Extracted data entries ->
....
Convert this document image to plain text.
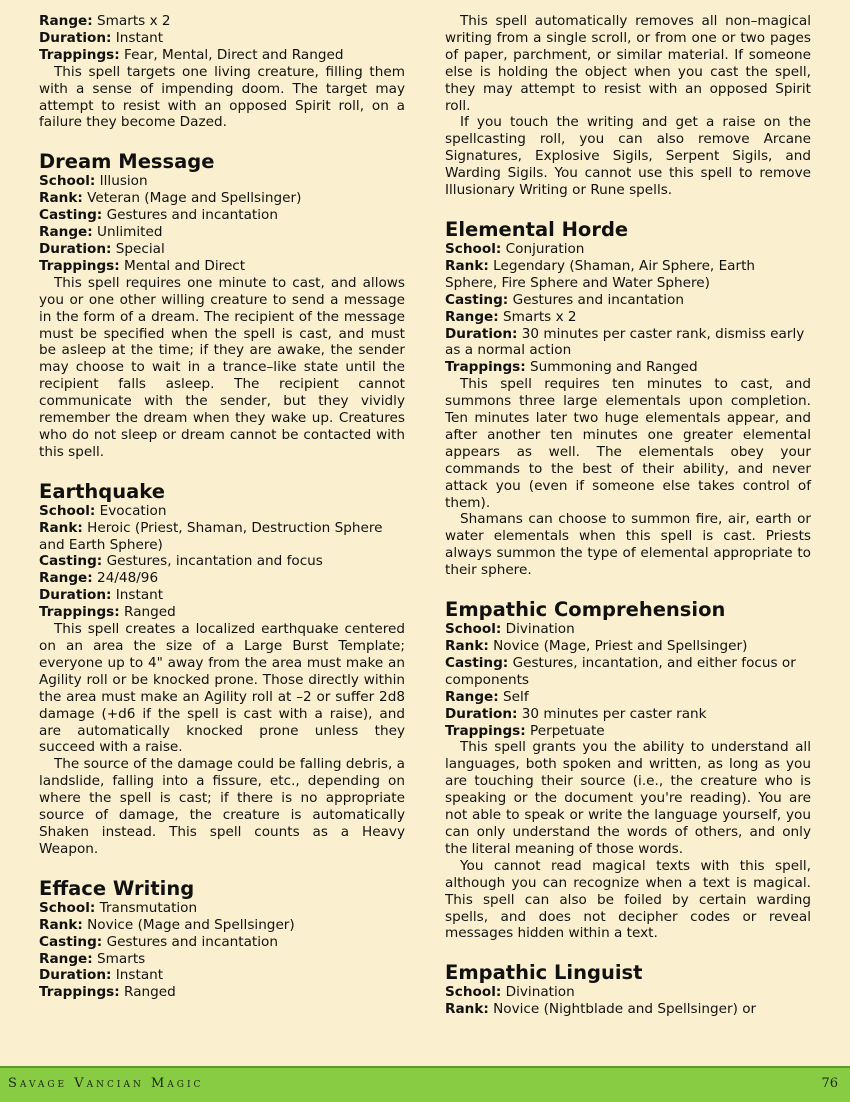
Range: Smarts x 2

Duration: Instant

Trappings: Fear, Mental, Direct and Ranged

This spell targets one living creature, filling them with a sense of impending doom. The target may attempt to resist with an opposed Spirit roll, on a failure they become Dazed.

Dream Message

School: Illusion

Rank: Veteran (Mage and Spellsinger)

Casting: Gestures and incantation

Range: Unlimited

Duration: Special

Trappings: Mental and Direct

This spell requires one minute to cast, and allows you or one other willing creature to send a message in the form of a dream. The recipient of the message must be specified when the spell is cast, and must be asleep at the time; if they are awake, the sender may choose to wait in a trance–like state until the recipient falls asleep. The recipient cannot communicate with the sender, but they vividly remember the dream when they wake up. Creatures who do not sleep or dream cannot be contacted with this spell.

Earthquake

School: Evocation

Rank: Heroic (Priest, Shaman, Destruction Sphere and Earth Sphere)

Casting: Gestures, incantation and focus

Range: 24/48/96

Duration: Instant

Trappings: Ranged

This spell creates a localized earthquake centered on an area the size of a Large Burst Template; everyone up to 4" away from the area must make an Agility roll or be knocked prone. Those directly within the area must make an Agility roll at –2 or suffer 2d8 damage (+d6 if the spell is cast with a raise), and are automatically knocked prone unless they succeed with a raise.

The source of the damage could be falling debris, a landslide, falling into a fissure, etc., depending on where the spell is cast; if there is no appropriate source of damage, the creature is automatically Shaken instead. This spell counts as a Heavy Weapon.

Efface Writing

School: Transmutation

Rank: Novice (Mage and Spellsinger)

Casting: Gestures and incantation

Range: Smarts

Duration: Instant

Trappings: Ranged

This spell automatically removes all non–magical writing from a single scroll, or from one or two pages of paper, parchment, or similar material. If someone else is holding the object when you cast the spell, they may attempt to resist with an opposed Spirit roll.

If you touch the writing and get a raise on the spellcasting roll, you can also remove Arcane Signatures, Explosive Sigils, Serpent Sigils, and Warding Sigils. You cannot use this spell to remove Illusionary Writing or Rune spells.

Elemental Horde

School: Conjuration

Rank: Legendary (Shaman, Air Sphere, Earth Sphere, Fire Sphere and Water Sphere)

Casting: Gestures and incantation

Range: Smarts x 2

Duration: 30 minutes per caster rank, dismiss early as a normal action

Trappings: Summoning and Ranged

This spell requires ten minutes to cast, and summons three large elementals upon completion. Ten minutes later two huge elementals appear, and after another ten minutes one greater elemental appears as well. The elementals obey your commands to the best of their ability, and never attack you (even if someone else takes control of them).

Shamans can choose to summon fire, air, earth or water elementals when this spell is cast. Priests always summon the type of elemental appropriate to their sphere.

Empathic Comprehension

School: Divination

Rank: Novice (Mage, Priest and Spellsinger)

Casting: Gestures, incantation, and either focus or components

Range: Self

Duration: 30 minutes per caster rank

Trappings: Perpetuate

This spell grants you the ability to understand all languages, both spoken and written, as long as you are touching their source (i.e., the creature who is speaking or the document you're reading). You are not able to speak or write the language yourself, you can only understand the words of others, and only the literal meaning of those words.

You cannot read magical texts with this spell, although you can recognize when a text is magical. This spell can also be foiled by certain warding spells, and does not decipher codes or reveal messages hidden within a text.

Empathic Linguist

School: Divination

Rank: Novice (Nightblade and Spellsinger) or

Savage Vancian Magic	76
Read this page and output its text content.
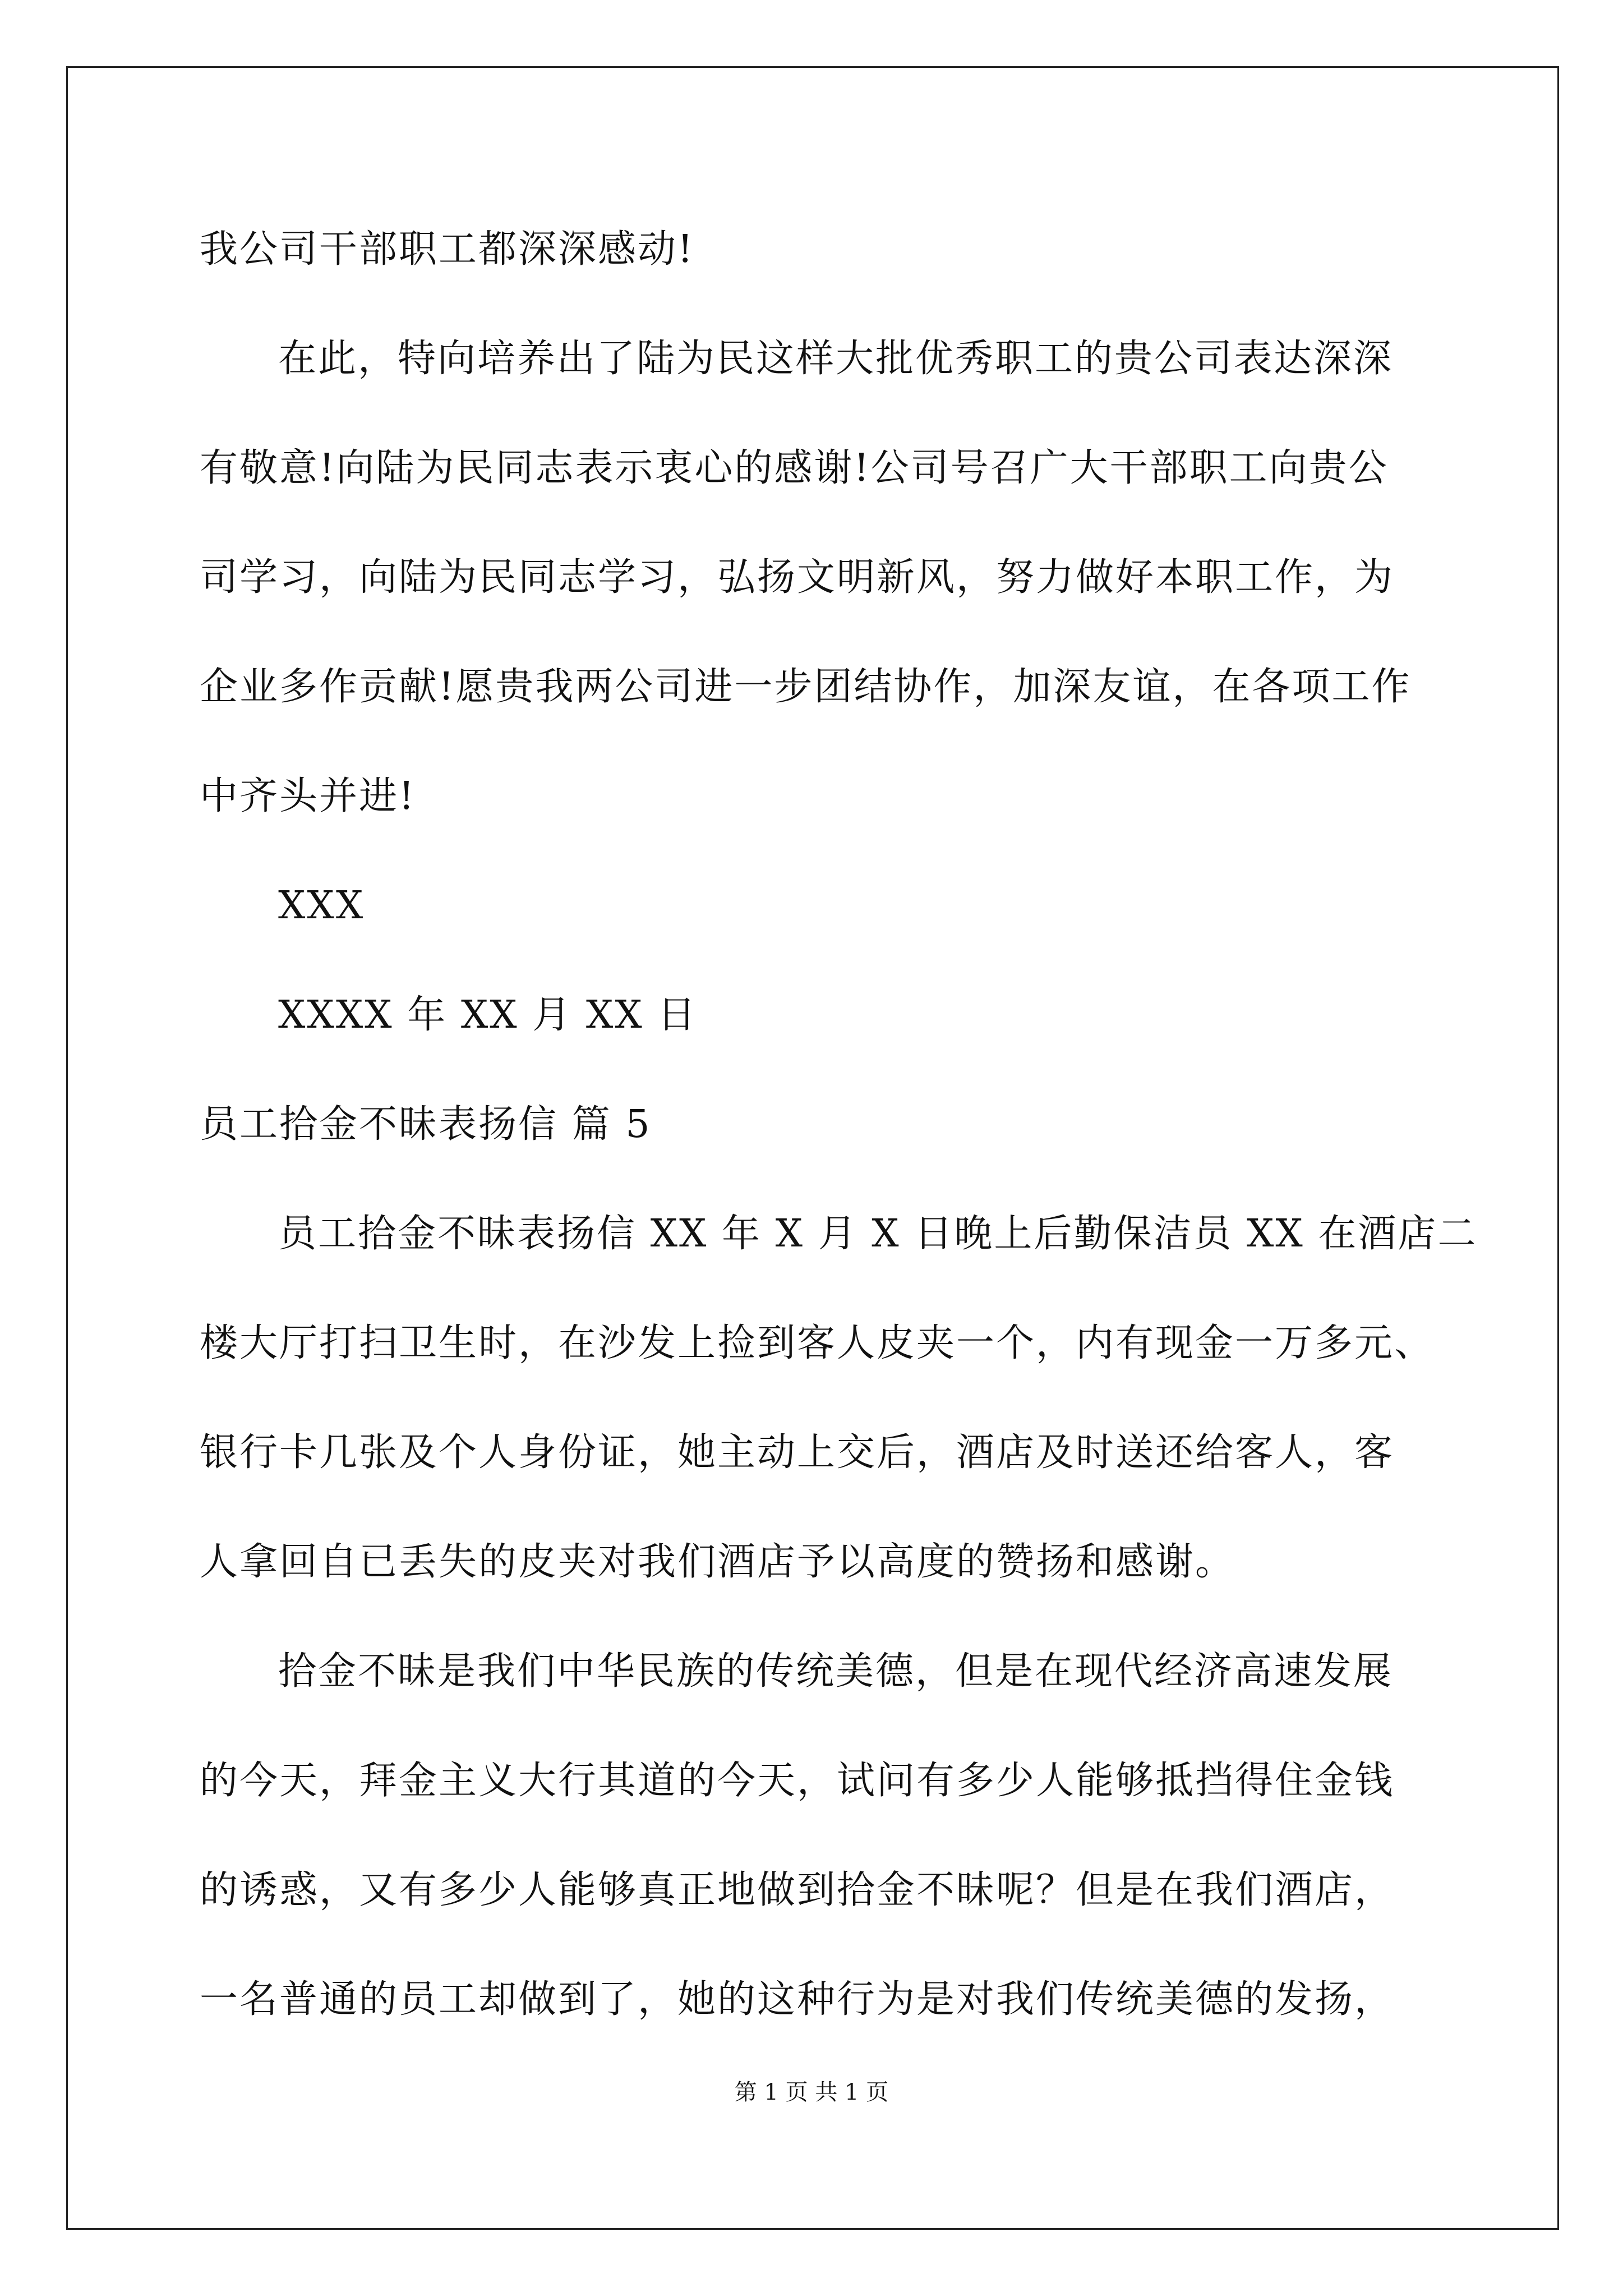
我公司干部职工都深深感动!
在此，特向培养出了陆为民这样大批优秀职工的贵公司表达深深
有敬意!向陆为民同志表示衷心的感谢!公司号召广大干部职工向贵公
司学习，向陆为民同志学习，弘扬文明新风，努力做好本职工作，为
企业多作贡献!愿贵我两公司进一步团结协作，加深友谊，在各项工作
中齐头并进!
XXX
XXXX 年 XX 月 XX 日
员工拾金不昧表扬信 篇 5
员工拾金不昧表扬信 XX 年 X 月 X 日晚上后勤保洁员 XX 在酒店二
楼大厅打扫卫生时，在沙发上捡到客人皮夹一个，内有现金一万多元、
银行卡几张及个人身份证，她主动上交后，酒店及时送还给客人，客
人拿回自已丢失的皮夹对我们酒店予以高度的赞扬和感谢。
拾金不昧是我们中华民族的传统美德，但是在现代经济高速发展
的今天，拜金主义大行其道的今天，试问有多少人能够抵挡得住金钱
的诱惑，又有多少人能够真正地做到拾金不昧呢？但是在我们酒店，
一名普通的员工却做到了，她的这种行为是对我们传统美德的发扬，
第 1 页 共 1 页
....
Omitting all images, retype each line of the records precisely.

Output of the exercise ->
Convert this document image to plain text.
Range: Smarts x 2

Duration: Instant

Trappings: Fear, Mental, Direct and Ranged

This spell targets one living creature, filling them with a sense of impending doom. The target may attempt to resist with an opposed Spirit roll, on a failure they become Dazed.

Dream Message

School: Illusion

Rank: Veteran (Mage and Spellsinger)

Casting: Gestures and incantation

Range: Unlimited

Duration: Special

Trappings: Mental and Direct

This spell requires one minute to cast, and allows you or one other willing creature to send a message in the form of a dream. The recipient of the message must be specified when the spell is cast, and must be asleep at the time; if they are awake, the sender may choose to wait in a trance–like state until the recipient falls asleep. The recipient cannot communicate with the sender, but they vividly remember the dream when they wake up. Creatures who do not sleep or dream cannot be contacted with this spell.

Earthquake

School: Evocation

Rank: Heroic (Priest, Shaman, Destruction Sphere and Earth Sphere)

Casting: Gestures, incantation and focus

Range: 24/48/96

Duration: Instant

Trappings: Ranged

This spell creates a localized earthquake centered on an area the size of a Large Burst Template; everyone up to 4" away from the area must make an Agility roll or be knocked prone. Those directly within the area must make an Agility roll at –2 or suffer 2d8 damage (+d6 if the spell is cast with a raise), and are automatically knocked prone unless they succeed with a raise.

The source of the damage could be falling debris, a landslide, falling into a fissure, etc., depending on where the spell is cast; if there is no appropriate source of damage, the creature is automatically Shaken instead. This spell counts as a Heavy Weapon.

Efface Writing

School: Transmutation

Rank: Novice (Mage and Spellsinger)

Casting: Gestures and incantation

Range: Smarts

Duration: Instant

Trappings: Ranged

This spell automatically removes all non–magical writing from a single scroll, or from one or two pages of paper, parchment, or similar material. If someone else is holding the object when you cast the spell, they may attempt to resist with an opposed Spirit roll.

If you touch the writing and get a raise on the spellcasting roll, you can also remove Arcane Signatures, Explosive Sigils, Serpent Sigils, and Warding Sigils. You cannot use this spell to remove Illusionary Writing or Rune spells.

Elemental Horde

School: Conjuration

Rank: Legendary (Shaman, Air Sphere, Earth Sphere, Fire Sphere and Water Sphere)

Casting: Gestures and incantation

Range: Smarts x 2

Duration: 30 minutes per caster rank, dismiss early as a normal action

Trappings: Summoning and Ranged

This spell requires ten minutes to cast, and summons three large elementals upon completion. Ten minutes later two huge elementals appear, and after another ten minutes one greater elemental appears as well. The elementals obey your commands to the best of their ability, and never attack you (even if someone else takes control of them).

Shamans can choose to summon fire, air, earth or water elementals when this spell is cast. Priests always summon the type of elemental appropriate to their sphere.

Empathic Comprehension

School: Divination

Rank: Novice (Mage, Priest and Spellsinger)

Casting: Gestures, incantation, and either focus or components

Range: Self

Duration: 30 minutes per caster rank

Trappings: Perpetuate

This spell grants you the ability to understand all languages, both spoken and written, as long as you are touching their source (i.e., the creature who is speaking or the document you're reading). You are not able to speak or write the language yourself, you can only understand the words of others, and only the literal meaning of those words.

You cannot read magical texts with this spell, although you can recognize when a text is magical. This spell can also be foiled by certain warding spells, and does not decipher codes or reveal messages hidden within a text.

Empathic Linguist

School: Divination

Rank: Novice (Nightblade and Spellsinger) or

Savage Vancian Magic	76
Read this page and output its text content.
我公司干部职工都深深感动!
在此，特向培养出了陆为民这样大批优秀职工的贵公司表达深深
有敬意!向陆为民同志表示衷心的感谢!公司号召广大干部职工向贵公
司学习，向陆为民同志学习，弘扬文明新风，努力做好本职工作，为
企业多作贡献!愿贵我两公司进一步团结协作，加深友谊，在各项工作
中齐头并进!
XXX
XXXX 年 XX 月 XX 日
员工拾金不昧表扬信 篇 5
员工拾金不昧表扬信 XX 年 X 月 X 日晚上后勤保洁员 XX 在酒店二
楼大厅打扫卫生时，在沙发上捡到客人皮夹一个，内有现金一万多元、
银行卡几张及个人身份证，她主动上交后，酒店及时送还给客人，客
人拿回自已丢失的皮夹对我们酒店予以高度的赞扬和感谢。
拾金不昧是我们中华民族的传统美德，但是在现代经济高速发展
的今天，拜金主义大行其道的今天，试问有多少人能够抵挡得住金钱
的诱惑，又有多少人能够真正地做到拾金不昧呢？但是在我们酒店，
一名普通的员工却做到了，她的这种行为是对我们传统美德的发扬，
第 1 页 共 1 页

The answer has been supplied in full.